**What you are asked to do:** Each record is to be printed again precisely as it reads.

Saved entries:
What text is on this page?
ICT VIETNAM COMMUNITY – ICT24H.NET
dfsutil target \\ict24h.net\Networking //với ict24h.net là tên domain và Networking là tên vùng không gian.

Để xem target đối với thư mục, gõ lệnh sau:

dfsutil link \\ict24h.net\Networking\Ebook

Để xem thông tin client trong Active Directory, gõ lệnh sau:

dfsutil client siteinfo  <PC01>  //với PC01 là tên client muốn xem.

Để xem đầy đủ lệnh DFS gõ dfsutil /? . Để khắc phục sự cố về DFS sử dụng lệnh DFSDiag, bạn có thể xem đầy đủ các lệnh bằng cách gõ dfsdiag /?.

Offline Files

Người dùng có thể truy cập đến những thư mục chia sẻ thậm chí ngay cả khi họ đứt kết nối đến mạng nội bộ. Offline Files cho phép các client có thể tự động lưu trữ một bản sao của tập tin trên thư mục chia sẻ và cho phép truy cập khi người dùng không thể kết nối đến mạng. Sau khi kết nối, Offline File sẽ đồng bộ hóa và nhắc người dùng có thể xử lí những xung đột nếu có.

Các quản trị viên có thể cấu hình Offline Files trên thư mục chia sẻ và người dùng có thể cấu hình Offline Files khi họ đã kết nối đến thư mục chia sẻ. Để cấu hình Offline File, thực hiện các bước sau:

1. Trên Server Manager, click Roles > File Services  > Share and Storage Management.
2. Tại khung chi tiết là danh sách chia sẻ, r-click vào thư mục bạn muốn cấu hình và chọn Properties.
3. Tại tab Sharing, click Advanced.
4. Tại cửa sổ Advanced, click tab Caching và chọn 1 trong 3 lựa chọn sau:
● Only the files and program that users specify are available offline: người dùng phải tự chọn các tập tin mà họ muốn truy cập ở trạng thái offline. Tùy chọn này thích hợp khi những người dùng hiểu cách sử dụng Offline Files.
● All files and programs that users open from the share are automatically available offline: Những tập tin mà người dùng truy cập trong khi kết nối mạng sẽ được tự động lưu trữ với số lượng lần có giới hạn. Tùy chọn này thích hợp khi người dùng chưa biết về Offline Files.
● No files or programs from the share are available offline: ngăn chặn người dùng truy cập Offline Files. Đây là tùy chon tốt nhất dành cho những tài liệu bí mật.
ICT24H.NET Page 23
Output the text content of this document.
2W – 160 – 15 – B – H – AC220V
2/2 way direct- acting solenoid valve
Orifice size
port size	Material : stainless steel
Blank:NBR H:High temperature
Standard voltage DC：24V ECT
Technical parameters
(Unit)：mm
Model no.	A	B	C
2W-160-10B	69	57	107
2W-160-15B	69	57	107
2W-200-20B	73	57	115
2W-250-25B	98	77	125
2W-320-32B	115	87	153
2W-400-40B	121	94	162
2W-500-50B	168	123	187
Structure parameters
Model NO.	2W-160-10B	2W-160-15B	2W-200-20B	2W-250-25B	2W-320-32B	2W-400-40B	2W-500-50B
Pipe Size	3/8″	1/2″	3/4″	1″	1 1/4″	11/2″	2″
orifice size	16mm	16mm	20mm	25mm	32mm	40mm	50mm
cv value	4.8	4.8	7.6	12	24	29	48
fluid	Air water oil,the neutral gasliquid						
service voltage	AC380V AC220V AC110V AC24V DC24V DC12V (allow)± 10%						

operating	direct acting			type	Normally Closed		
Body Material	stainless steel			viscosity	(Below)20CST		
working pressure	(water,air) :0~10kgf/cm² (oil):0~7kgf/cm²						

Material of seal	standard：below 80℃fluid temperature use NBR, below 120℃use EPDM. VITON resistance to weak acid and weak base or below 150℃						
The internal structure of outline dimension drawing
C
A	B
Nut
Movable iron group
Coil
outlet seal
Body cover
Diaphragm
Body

**Answer to this exercise:**
What text is on this page?
ICT VIETNAM COMMUNITY – ICT24H.NET
dfsutil target \\ict24h.net\Networking //với ict24h.net là tên domain và Networking là tên vùng không gian.

Để xem target đối với thư mục, gõ lệnh sau:

dfsutil link \\ict24h.net\Networking\Ebook

Để xem thông tin client trong Active Directory, gõ lệnh sau:

dfsutil client siteinfo  <PC01>  //với PC01 là tên client muốn xem.

Để xem đầy đủ lệnh DFS gõ dfsutil /? . Để khắc phục sự cố về DFS sử dụng lệnh DFSDiag, bạn có thể xem đầy đủ các lệnh bằng cách gõ dfsdiag /?.

Offline Files

Người dùng có thể truy cập đến những thư mục chia sẻ thậm chí ngay cả khi họ đứt kết nối đến mạng nội bộ. Offline Files cho phép các client có thể tự động lưu trữ một bản sao của tập tin trên thư mục chia sẻ và cho phép truy cập khi người dùng không thể kết nối đến mạng. Sau khi kết nối, Offline File sẽ đồng bộ hóa và nhắc người dùng có thể xử lí những xung đột nếu có.

Các quản trị viên có thể cấu hình Offline Files trên thư mục chia sẻ và người dùng có thể cấu hình Offline Files khi họ đã kết nối đến thư mục chia sẻ. Để cấu hình Offline File, thực hiện các bước sau:

1. Trên Server Manager, click Roles > File Services  > Share and Storage Management.
2. Tại khung chi tiết là danh sách chia sẻ, r-click vào thư mục bạn muốn cấu hình và chọn Properties.
3. Tại tab Sharing, click Advanced.
4. Tại cửa sổ Advanced, click tab Caching và chọn 1 trong 3 lựa chọn sau:
● Only the files and program that users specify are available offline: người dùng phải tự chọn các tập tin mà họ muốn truy cập ở trạng thái offline. Tùy chọn này thích hợp khi những người dùng hiểu cách sử dụng Offline Files.
● All files and programs that users open from the share are automatically available offline: Những tập tin mà người dùng truy cập trong khi kết nối mạng sẽ được tự động lưu trữ với số lượng lần có giới hạn. Tùy chọn này thích hợp khi người dùng chưa biết về Offline Files.
● No files or programs from the share are available offline: ngăn chặn người dùng truy cập Offline Files. Đây là tùy chon tốt nhất dành cho những tài liệu bí mật.
ICT24H.NET Page 23
Output the text content of this document.
2W – 160 – 15 – B – H – AC220V
2/2 way direct- acting solenoid valve
Orifice size
port size	Material : stainless steel
Blank:NBR H:High temperature
Standard voltage DC：24V ECT
Technical parameters
(Unit)：mm
Model no.	A	B	C
2W-160-10B	69	57	107
2W-160-15B	69	57	107
2W-200-20B	73	57	115
2W-250-25B	98	77	125
2W-320-32B	115	87	153
2W-400-40B	121	94	162
2W-500-50B	168	123	187
Structure parameters
Model NO.	2W-160-10B	2W-160-15B	2W-200-20B	2W-250-25B	2W-320-32B	2W-400-40B	2W-500-50B
Pipe Size	3/8″	1/2″	3/4″	1″	1 1/4″	11/2″	2″
orifice size	16mm	16mm	20mm	25mm	32mm	40mm	50mm
cv value	4.8	4.8	7.6	12	24	29	48
fluid	Air water oil,the neutral gasliquid						
service voltage	AC380V AC220V AC110V AC24V DC24V DC12V (allow)± 10%						

operating	direct acting			type	Normally Closed		
Body Material	stainless steel			viscosity	(Below)20CST		
working pressure	(water,air) :0~10kgf/cm² (oil):0~7kgf/cm²						

Material of seal	standard：below 80℃fluid temperature use NBR, below 120℃use EPDM. VITON resistance to weak acid and weak base or below 150℃						
The internal structure of outline dimension drawing
C
A	B
Nut
Movable iron group
Coil
outlet seal
Body cover
Diaphragm
Body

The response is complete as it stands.